[START OF INPUT]

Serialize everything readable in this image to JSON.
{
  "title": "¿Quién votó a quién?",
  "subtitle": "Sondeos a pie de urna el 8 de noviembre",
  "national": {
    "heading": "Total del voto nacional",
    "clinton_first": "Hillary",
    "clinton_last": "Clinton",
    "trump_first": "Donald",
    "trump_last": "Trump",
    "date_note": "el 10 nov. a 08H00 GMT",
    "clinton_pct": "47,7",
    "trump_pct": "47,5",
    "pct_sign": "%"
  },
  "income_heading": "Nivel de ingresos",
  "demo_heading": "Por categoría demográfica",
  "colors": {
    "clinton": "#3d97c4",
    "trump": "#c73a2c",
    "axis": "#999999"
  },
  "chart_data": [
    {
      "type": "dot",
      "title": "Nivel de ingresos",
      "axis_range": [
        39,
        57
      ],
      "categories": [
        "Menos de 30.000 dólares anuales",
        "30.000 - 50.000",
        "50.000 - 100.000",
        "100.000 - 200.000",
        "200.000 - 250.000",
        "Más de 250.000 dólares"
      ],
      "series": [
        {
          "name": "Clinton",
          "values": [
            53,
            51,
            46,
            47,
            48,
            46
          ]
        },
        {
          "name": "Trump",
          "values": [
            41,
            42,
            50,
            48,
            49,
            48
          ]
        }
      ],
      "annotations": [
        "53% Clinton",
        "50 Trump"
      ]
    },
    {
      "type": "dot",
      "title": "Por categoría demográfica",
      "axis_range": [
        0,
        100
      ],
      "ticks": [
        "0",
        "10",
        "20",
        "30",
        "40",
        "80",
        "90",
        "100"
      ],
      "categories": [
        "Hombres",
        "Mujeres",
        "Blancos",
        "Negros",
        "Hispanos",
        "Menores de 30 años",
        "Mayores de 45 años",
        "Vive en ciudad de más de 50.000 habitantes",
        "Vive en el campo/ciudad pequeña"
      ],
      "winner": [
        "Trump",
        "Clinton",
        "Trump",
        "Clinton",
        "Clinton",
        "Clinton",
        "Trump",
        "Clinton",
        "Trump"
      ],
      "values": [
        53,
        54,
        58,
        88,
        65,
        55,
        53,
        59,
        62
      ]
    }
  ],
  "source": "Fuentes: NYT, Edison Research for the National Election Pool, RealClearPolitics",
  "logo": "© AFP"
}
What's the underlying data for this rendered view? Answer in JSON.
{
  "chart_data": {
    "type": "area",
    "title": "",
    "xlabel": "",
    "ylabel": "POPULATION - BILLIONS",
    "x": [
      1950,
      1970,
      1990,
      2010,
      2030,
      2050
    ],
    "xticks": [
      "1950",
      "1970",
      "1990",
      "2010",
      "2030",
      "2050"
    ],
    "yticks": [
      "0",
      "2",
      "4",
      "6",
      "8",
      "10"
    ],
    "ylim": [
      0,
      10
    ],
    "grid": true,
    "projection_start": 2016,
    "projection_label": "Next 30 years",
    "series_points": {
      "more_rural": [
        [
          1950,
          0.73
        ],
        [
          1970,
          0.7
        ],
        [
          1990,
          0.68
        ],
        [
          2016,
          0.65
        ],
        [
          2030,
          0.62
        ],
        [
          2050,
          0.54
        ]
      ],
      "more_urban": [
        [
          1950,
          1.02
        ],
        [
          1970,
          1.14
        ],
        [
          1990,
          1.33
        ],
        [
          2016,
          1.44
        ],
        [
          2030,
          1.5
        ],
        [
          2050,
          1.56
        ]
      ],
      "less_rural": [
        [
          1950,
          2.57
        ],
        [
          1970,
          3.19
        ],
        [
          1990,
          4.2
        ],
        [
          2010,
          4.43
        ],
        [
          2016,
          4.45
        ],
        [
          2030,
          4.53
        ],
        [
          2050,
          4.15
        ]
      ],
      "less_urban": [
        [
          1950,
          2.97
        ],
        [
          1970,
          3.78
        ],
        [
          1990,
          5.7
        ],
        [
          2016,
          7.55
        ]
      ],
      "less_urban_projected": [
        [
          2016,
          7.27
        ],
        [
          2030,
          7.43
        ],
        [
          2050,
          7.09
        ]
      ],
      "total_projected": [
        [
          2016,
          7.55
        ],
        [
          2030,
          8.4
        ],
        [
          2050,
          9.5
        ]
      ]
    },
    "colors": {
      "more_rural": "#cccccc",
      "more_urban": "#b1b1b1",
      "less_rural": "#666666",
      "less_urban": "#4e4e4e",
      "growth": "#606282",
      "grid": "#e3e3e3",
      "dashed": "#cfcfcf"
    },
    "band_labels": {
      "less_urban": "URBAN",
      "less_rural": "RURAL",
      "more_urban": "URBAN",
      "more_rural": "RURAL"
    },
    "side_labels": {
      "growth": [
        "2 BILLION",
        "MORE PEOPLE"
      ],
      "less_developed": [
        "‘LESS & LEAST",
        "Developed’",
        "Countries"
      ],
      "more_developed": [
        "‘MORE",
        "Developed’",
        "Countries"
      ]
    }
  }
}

[END OF INPUT]

**REQUIRED WORK**
Return the material in full, exactly as shown.

**ANSWER IN FULL**
Serialize everything readable in this image to JSON.
{
  "title": "¿Quién votó a quién?",
  "subtitle": "Sondeos a pie de urna el 8 de noviembre",
  "national": {
    "heading": "Total del voto nacional",
    "clinton_first": "Hillary",
    "clinton_last": "Clinton",
    "trump_first": "Donald",
    "trump_last": "Trump",
    "date_note": "el 10 nov. a 08H00 GMT",
    "clinton_pct": "47,7",
    "trump_pct": "47,5",
    "pct_sign": "%"
  },
  "income_heading": "Nivel de ingresos",
  "demo_heading": "Por categoría demográfica",
  "colors": {
    "clinton": "#3d97c4",
    "trump": "#c73a2c",
    "axis": "#999999"
  },
  "chart_data": [
    {
      "type": "dot",
      "title": "Nivel de ingresos",
      "axis_range": [
        39,
        57
      ],
      "categories": [
        "Menos de 30.000 dólares anuales",
        "30.000 - 50.000",
        "50.000 - 100.000",
        "100.000 - 200.000",
        "200.000 - 250.000",
        "Más de 250.000 dólares"
      ],
      "series": [
        {
          "name": "Clinton",
          "values": [
            53,
            51,
            46,
            47,
            48,
            46
          ]
        },
        {
          "name": "Trump",
          "values": [
            41,
            42,
            50,
            48,
            49,
            48
          ]
        }
      ],
      "annotations": [
        "53% Clinton",
        "50 Trump"
      ]
    },
    {
      "type": "dot",
      "title": "Por categoría demográfica",
      "axis_range": [
        0,
        100
      ],
      "ticks": [
        "0",
        "10",
        "20",
        "30",
        "40",
        "80",
        "90",
        "100"
      ],
      "categories": [
        "Hombres",
        "Mujeres",
        "Blancos",
        "Negros",
        "Hispanos",
        "Menores de 30 años",
        "Mayores de 45 años",
        "Vive en ciudad de más de 50.000 habitantes",
        "Vive en el campo/ciudad pequeña"
      ],
      "winner": [
        "Trump",
        "Clinton",
        "Trump",
        "Clinton",
        "Clinton",
        "Clinton",
        "Trump",
        "Clinton",
        "Trump"
      ],
      "values": [
        53,
        54,
        58,
        88,
        65,
        55,
        53,
        59,
        62
      ]
    }
  ],
  "source": "Fuentes: NYT, Edison Research for the National Election Pool, RealClearPolitics",
  "logo": "© AFP"
}
What's the underlying data for this rendered view? Answer in JSON.
{
  "chart_data": {
    "type": "area",
    "title": "",
    "xlabel": "",
    "ylabel": "POPULATION - BILLIONS",
    "x": [
      1950,
      1970,
      1990,
      2010,
      2030,
      2050
    ],
    "xticks": [
      "1950",
      "1970",
      "1990",
      "2010",
      "2030",
      "2050"
    ],
    "yticks": [
      "0",
      "2",
      "4",
      "6",
      "8",
      "10"
    ],
    "ylim": [
      0,
      10
    ],
    "grid": true,
    "projection_start": 2016,
    "projection_label": "Next 30 years",
    "series_points": {
      "more_rural": [
        [
          1950,
          0.73
        ],
        [
          1970,
          0.7
        ],
        [
          1990,
          0.68
        ],
        [
          2016,
          0.65
        ],
        [
          2030,
          0.62
        ],
        [
          2050,
          0.54
        ]
      ],
      "more_urban": [
        [
          1950,
          1.02
        ],
        [
          1970,
          1.14
        ],
        [
          1990,
          1.33
        ],
        [
          2016,
          1.44
        ],
        [
          2030,
          1.5
        ],
        [
          2050,
          1.56
        ]
      ],
      "less_rural": [
        [
          1950,
          2.57
        ],
        [
          1970,
          3.19
        ],
        [
          1990,
          4.2
        ],
        [
          2010,
          4.43
        ],
        [
          2016,
          4.45
        ],
        [
          2030,
          4.53
        ],
        [
          2050,
          4.15
        ]
      ],
      "less_urban": [
        [
          1950,
          2.97
        ],
        [
          1970,
          3.78
        ],
        [
          1990,
          5.7
        ],
        [
          2016,
          7.55
        ]
      ],
      "less_urban_projected": [
        [
          2016,
          7.27
        ],
        [
          2030,
          7.43
        ],
        [
          2050,
          7.09
        ]
      ],
      "total_projected": [
        [
          2016,
          7.55
        ],
        [
          2030,
          8.4
        ],
        [
          2050,
          9.5
        ]
      ]
    },
    "colors": {
      "more_rural": "#cccccc",
      "more_urban": "#b1b1b1",
      "less_rural": "#666666",
      "less_urban": "#4e4e4e",
      "growth": "#606282",
      "grid": "#e3e3e3",
      "dashed": "#cfcfcf"
    },
    "band_labels": {
      "less_urban": "URBAN",
      "less_rural": "RURAL",
      "more_urban": "URBAN",
      "more_rural": "RURAL"
    },
    "side_labels": {
      "growth": [
        "2 BILLION",
        "MORE PEOPLE"
      ],
      "less_developed": [
        "‘LESS & LEAST",
        "Developed’",
        "Countries"
      ],
      "more_developed": [
        "‘MORE",
        "Developed’",
        "Countries"
      ]
    }
  }
}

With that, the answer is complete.